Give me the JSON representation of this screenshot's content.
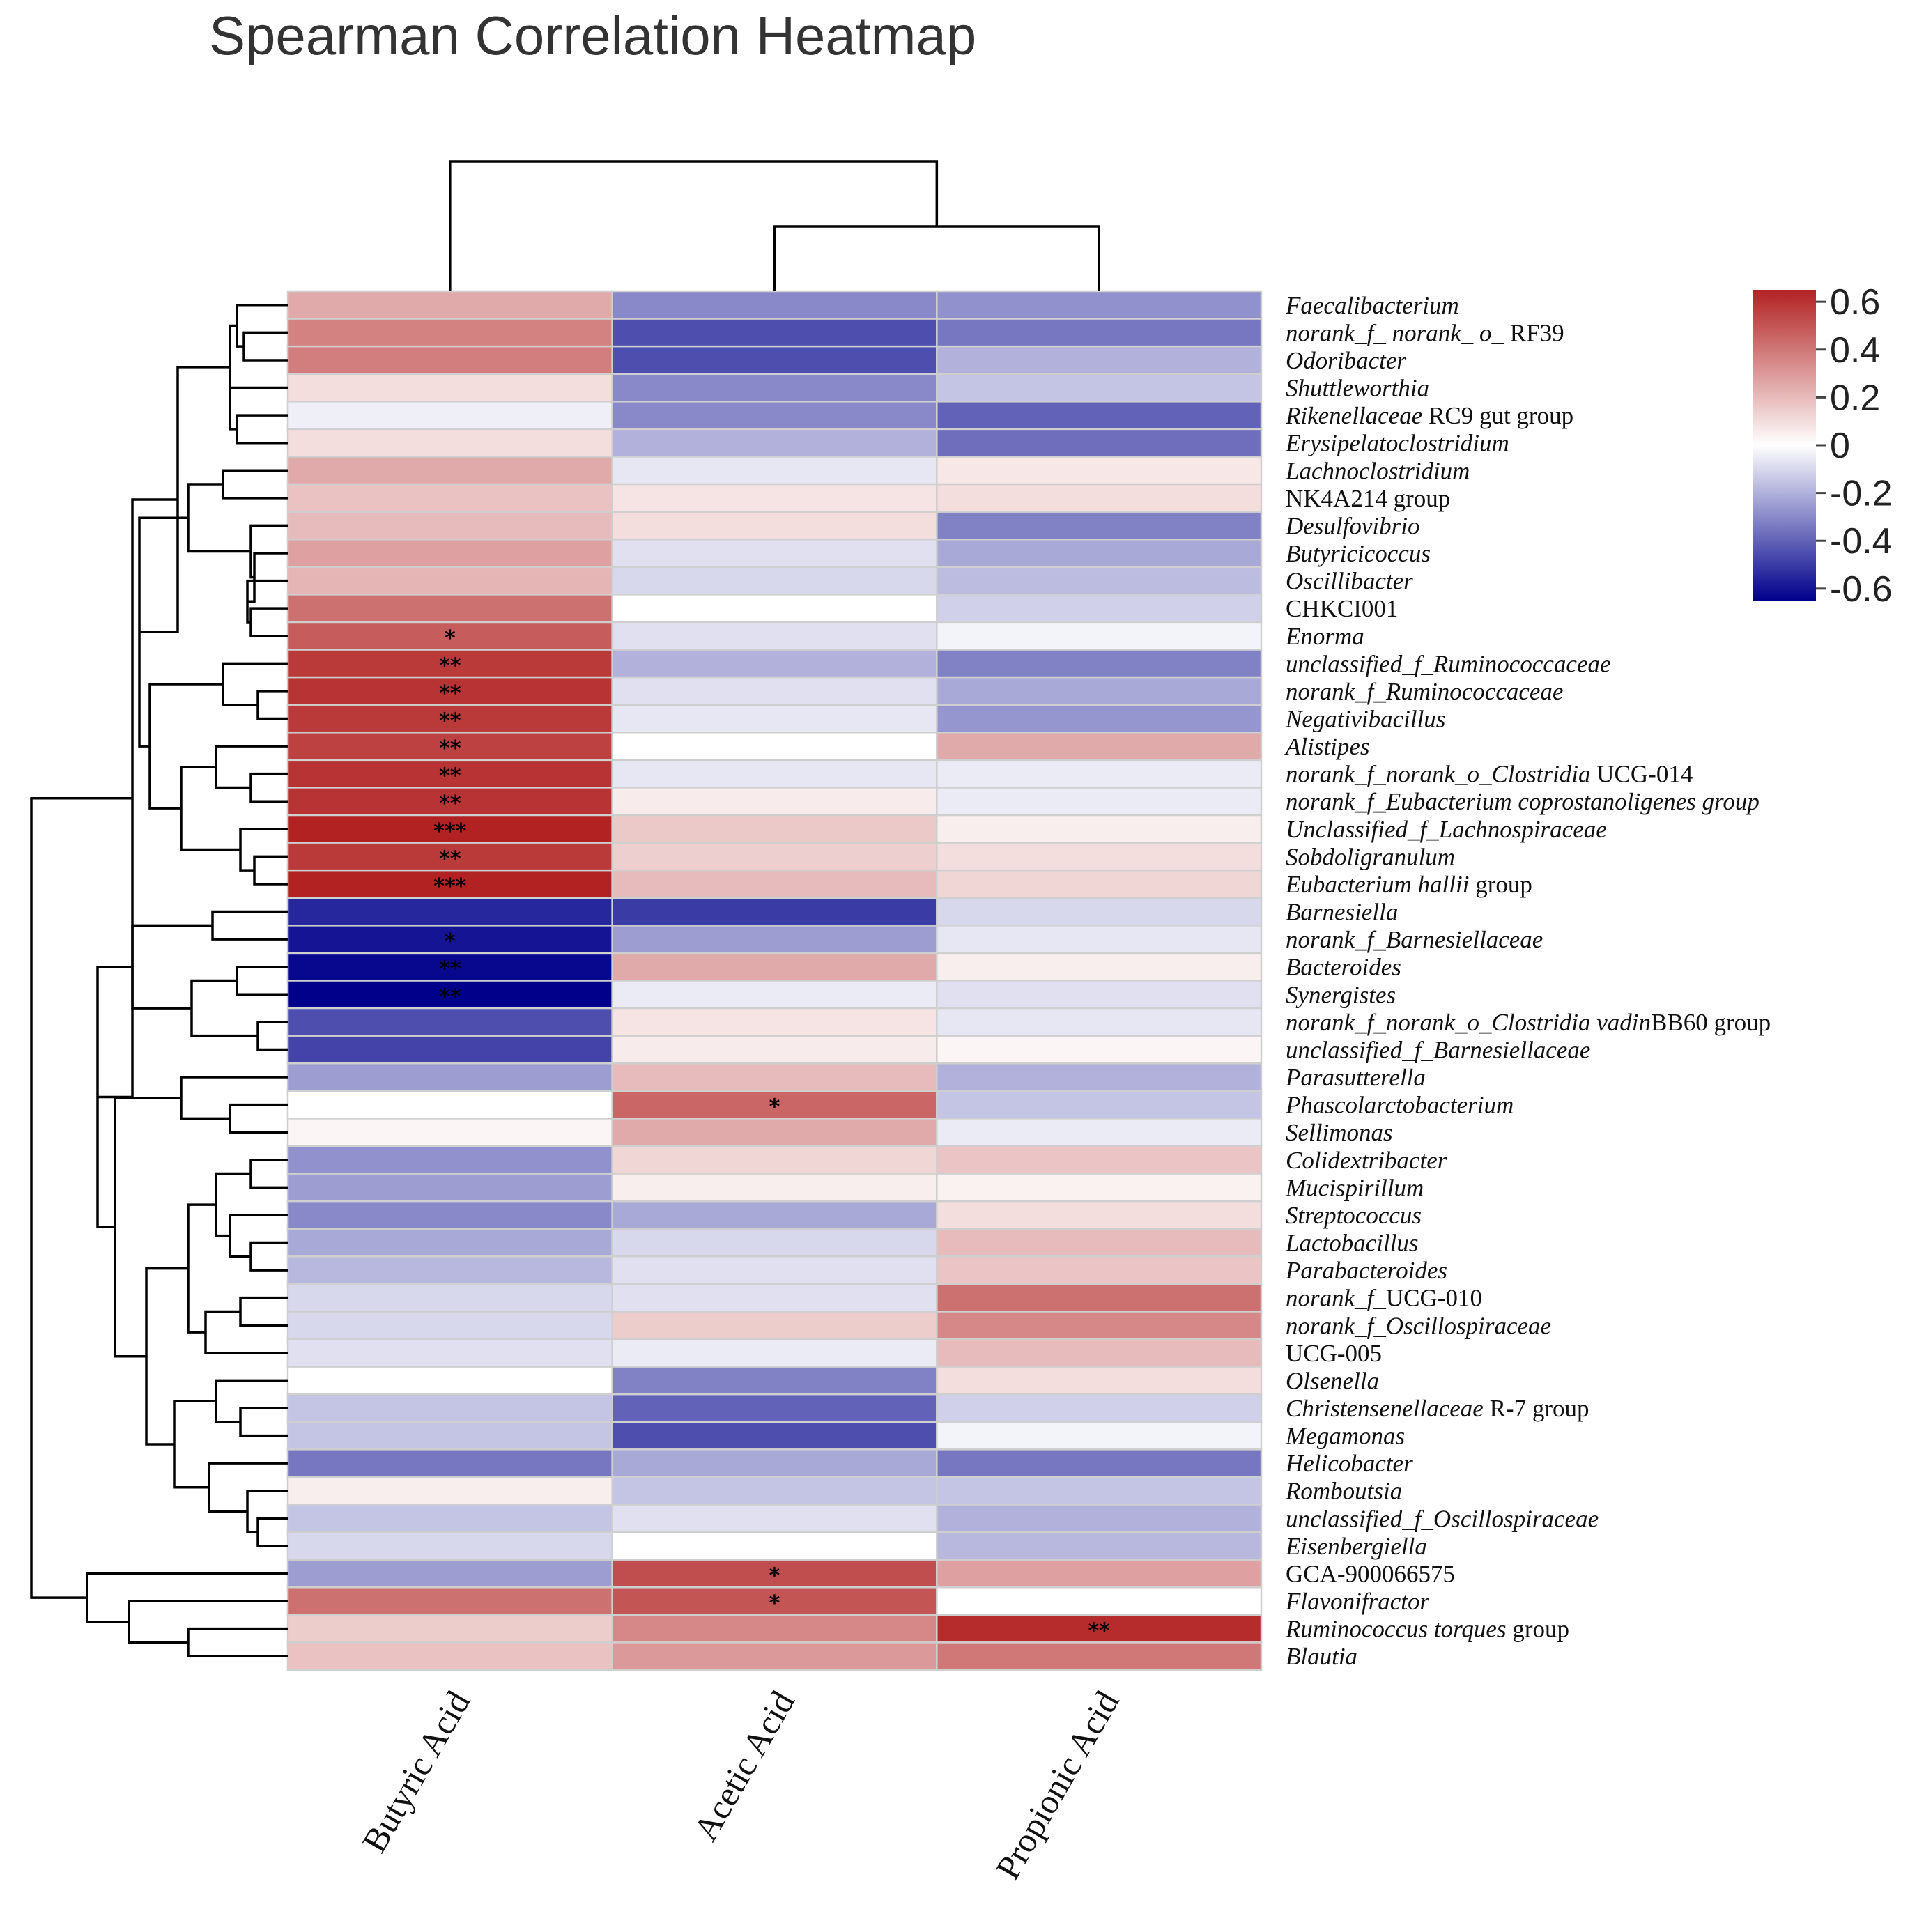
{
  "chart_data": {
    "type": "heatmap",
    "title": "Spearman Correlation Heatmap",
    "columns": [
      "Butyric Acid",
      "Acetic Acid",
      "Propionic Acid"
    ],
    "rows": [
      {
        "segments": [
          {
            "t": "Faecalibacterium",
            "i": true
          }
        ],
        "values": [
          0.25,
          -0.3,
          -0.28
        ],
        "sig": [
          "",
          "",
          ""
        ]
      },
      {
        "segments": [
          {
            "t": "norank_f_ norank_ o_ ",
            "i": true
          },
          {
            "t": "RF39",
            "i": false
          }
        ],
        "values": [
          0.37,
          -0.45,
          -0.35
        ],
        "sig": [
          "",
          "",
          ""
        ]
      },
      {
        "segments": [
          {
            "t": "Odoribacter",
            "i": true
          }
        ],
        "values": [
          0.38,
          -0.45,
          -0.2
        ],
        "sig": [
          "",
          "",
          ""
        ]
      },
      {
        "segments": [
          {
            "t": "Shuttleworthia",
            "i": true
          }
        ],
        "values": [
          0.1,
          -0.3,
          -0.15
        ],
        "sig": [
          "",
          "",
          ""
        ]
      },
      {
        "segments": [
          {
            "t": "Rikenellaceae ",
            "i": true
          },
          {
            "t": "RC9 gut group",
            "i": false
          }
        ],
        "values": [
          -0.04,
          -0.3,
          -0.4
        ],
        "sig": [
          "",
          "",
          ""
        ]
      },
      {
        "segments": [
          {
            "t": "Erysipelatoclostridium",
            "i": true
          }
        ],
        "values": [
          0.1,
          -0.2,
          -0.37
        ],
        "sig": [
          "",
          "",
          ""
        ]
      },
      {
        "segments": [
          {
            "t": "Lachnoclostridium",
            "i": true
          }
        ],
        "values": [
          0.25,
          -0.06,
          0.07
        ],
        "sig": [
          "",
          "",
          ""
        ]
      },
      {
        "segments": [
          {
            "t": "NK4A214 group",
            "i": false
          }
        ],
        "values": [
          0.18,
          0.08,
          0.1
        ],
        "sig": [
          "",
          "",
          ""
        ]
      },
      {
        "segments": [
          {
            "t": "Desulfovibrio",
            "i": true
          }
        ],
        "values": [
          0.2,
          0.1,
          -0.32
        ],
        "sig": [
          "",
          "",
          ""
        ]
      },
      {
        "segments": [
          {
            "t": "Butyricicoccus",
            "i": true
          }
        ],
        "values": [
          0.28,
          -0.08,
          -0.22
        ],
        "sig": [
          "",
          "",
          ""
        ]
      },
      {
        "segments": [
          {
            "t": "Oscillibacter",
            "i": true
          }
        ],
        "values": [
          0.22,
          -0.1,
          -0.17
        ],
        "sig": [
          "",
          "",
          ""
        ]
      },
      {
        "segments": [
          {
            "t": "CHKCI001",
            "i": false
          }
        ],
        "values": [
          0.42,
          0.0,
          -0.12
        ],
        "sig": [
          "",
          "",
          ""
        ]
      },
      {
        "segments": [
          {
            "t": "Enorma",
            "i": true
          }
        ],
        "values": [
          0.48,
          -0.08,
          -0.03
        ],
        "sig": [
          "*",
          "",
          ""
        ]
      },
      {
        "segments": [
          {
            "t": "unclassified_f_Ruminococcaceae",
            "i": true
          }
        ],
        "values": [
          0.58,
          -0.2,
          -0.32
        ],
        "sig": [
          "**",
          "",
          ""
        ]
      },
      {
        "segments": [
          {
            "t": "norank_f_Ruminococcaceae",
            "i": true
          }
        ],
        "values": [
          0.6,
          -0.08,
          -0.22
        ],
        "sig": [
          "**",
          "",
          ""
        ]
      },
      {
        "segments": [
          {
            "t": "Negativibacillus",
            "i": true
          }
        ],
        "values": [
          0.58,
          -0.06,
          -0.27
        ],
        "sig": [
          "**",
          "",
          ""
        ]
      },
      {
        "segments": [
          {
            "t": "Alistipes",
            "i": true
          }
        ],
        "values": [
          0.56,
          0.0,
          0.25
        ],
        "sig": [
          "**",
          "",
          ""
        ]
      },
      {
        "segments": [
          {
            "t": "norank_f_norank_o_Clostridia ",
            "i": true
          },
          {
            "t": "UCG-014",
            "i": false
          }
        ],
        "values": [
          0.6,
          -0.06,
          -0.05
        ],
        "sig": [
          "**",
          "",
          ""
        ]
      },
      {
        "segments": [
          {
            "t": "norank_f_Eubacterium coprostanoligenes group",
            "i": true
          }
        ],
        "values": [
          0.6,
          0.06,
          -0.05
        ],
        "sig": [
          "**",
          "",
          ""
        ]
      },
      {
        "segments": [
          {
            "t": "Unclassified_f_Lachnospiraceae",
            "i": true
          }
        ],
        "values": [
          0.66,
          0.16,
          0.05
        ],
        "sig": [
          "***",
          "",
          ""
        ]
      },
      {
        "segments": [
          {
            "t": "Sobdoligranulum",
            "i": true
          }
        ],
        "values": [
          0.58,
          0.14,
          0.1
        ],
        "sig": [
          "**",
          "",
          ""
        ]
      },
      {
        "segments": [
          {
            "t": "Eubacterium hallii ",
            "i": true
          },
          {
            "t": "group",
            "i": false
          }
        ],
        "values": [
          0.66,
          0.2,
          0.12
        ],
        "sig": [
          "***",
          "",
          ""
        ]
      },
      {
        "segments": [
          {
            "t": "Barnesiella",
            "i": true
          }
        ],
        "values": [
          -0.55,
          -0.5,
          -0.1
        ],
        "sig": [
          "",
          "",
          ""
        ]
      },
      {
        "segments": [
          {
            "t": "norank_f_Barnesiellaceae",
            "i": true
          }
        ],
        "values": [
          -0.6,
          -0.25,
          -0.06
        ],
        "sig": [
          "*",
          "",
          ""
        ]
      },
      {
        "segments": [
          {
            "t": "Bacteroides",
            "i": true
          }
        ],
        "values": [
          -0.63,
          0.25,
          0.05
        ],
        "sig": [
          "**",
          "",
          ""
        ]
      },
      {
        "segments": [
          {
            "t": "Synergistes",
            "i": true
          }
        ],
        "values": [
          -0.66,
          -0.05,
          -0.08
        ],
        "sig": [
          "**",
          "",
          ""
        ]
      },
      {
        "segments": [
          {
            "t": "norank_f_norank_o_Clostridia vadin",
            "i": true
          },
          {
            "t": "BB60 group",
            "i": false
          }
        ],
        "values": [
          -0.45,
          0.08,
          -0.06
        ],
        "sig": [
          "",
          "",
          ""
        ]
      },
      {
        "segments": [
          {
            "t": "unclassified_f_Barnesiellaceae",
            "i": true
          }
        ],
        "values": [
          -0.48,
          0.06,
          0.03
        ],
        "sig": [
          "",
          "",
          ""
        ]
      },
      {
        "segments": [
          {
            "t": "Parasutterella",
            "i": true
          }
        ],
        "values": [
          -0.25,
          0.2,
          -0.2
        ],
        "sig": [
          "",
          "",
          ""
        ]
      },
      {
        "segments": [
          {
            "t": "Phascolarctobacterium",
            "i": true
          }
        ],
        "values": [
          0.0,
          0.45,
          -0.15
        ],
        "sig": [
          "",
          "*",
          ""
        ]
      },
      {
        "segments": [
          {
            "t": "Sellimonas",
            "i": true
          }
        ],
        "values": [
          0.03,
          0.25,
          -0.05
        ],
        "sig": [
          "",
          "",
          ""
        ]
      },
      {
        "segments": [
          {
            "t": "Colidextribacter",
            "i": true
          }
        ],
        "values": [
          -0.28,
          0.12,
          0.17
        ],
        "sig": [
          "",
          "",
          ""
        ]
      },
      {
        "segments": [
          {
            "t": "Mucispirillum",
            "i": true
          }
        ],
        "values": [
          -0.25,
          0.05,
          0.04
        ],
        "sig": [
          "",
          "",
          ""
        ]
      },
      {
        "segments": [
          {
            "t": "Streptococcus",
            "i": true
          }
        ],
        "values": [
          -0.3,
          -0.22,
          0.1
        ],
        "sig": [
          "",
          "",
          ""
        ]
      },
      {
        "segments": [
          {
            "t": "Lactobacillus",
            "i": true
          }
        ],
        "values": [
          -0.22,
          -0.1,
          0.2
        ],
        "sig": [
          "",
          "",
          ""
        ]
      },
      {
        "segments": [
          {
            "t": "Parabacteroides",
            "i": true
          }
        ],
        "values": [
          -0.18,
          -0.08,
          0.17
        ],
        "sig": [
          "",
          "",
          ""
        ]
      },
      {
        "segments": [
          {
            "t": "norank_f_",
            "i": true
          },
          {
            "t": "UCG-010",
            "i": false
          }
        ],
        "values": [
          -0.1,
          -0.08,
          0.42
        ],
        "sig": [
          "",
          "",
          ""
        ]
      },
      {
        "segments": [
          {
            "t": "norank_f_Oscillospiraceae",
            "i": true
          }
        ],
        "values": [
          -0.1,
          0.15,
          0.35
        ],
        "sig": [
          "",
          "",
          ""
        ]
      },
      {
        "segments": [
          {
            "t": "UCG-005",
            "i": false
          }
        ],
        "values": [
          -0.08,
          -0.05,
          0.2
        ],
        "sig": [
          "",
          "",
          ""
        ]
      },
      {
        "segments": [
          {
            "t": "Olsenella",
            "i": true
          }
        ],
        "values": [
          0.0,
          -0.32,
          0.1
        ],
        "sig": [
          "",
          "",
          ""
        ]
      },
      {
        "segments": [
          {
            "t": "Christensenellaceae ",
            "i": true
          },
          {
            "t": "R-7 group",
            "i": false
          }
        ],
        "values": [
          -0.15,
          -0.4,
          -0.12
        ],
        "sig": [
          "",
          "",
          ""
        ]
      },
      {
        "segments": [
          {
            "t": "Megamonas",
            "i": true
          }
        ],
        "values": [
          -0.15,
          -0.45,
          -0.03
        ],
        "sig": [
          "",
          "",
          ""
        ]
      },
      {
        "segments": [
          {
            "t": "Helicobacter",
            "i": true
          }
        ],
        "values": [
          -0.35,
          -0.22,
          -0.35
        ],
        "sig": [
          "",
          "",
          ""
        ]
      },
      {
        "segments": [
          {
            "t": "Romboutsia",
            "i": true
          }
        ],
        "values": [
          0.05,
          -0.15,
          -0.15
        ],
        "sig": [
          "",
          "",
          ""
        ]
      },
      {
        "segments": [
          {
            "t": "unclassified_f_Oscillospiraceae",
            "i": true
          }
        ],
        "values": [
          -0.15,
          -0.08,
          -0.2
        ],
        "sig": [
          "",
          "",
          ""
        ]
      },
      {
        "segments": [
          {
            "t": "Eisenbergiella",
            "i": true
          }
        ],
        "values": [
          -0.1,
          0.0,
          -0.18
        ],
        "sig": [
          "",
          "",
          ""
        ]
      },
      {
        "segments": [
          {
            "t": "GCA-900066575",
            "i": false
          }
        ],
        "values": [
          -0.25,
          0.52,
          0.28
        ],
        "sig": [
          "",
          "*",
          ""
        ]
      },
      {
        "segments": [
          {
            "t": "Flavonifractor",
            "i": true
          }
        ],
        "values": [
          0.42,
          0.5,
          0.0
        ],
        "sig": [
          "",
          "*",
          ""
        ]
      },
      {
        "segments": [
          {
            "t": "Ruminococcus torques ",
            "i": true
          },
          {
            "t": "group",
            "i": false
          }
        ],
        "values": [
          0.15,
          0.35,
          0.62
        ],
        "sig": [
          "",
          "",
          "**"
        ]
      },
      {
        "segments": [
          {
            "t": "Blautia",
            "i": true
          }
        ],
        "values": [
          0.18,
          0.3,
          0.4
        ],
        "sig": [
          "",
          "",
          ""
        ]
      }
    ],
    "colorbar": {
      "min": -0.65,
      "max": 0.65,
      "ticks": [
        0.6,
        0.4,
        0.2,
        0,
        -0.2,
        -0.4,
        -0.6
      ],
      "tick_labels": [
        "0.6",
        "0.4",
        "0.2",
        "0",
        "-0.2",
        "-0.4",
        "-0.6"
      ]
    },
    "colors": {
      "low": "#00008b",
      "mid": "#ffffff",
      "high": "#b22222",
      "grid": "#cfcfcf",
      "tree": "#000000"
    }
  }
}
+ + + + + + +
Report every line of the material above in which "Acid" appears.

◆ FINISHED TASK
      "Butyric Acid",
      "Acetic Acid",
      "Propionic Acid"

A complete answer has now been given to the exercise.